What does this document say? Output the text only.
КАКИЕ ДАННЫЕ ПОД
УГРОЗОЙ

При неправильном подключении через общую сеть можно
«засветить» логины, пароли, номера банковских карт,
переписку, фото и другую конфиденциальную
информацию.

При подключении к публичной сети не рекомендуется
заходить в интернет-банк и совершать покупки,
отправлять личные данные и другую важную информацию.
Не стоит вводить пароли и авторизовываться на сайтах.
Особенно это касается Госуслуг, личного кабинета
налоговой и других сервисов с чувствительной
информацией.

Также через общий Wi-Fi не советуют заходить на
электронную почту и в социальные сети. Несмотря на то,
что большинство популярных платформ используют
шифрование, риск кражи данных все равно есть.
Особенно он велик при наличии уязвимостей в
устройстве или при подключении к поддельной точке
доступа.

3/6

_Problem requirements_. Hand back the material above in full, exactly as written.

_Answer to the exercise_.
What does this document say? Output the text only.
КАКИЕ ДАННЫЕ ПОД
УГРОЗОЙ

При неправильном подключении через общую сеть можно
«засветить» логины, пароли, номера банковских карт,
переписку, фото и другую конфиденциальную
информацию.

При подключении к публичной сети не рекомендуется
заходить в интернет-банк и совершать покупки,
отправлять личные данные и другую важную информацию.
Не стоит вводить пароли и авторизовываться на сайтах.
Особенно это касается Госуслуг, личного кабинета
налоговой и других сервисов с чувствительной
информацией.

Также через общий Wi-Fi не советуют заходить на
электронную почту и в социальные сети. Несмотря на то,
что большинство популярных платформ используют
шифрование, риск кражи данных все равно есть.
Особенно он велик при наличии уязвимостей в
устройстве или при подключении к поддельной точке
доступа.

3/6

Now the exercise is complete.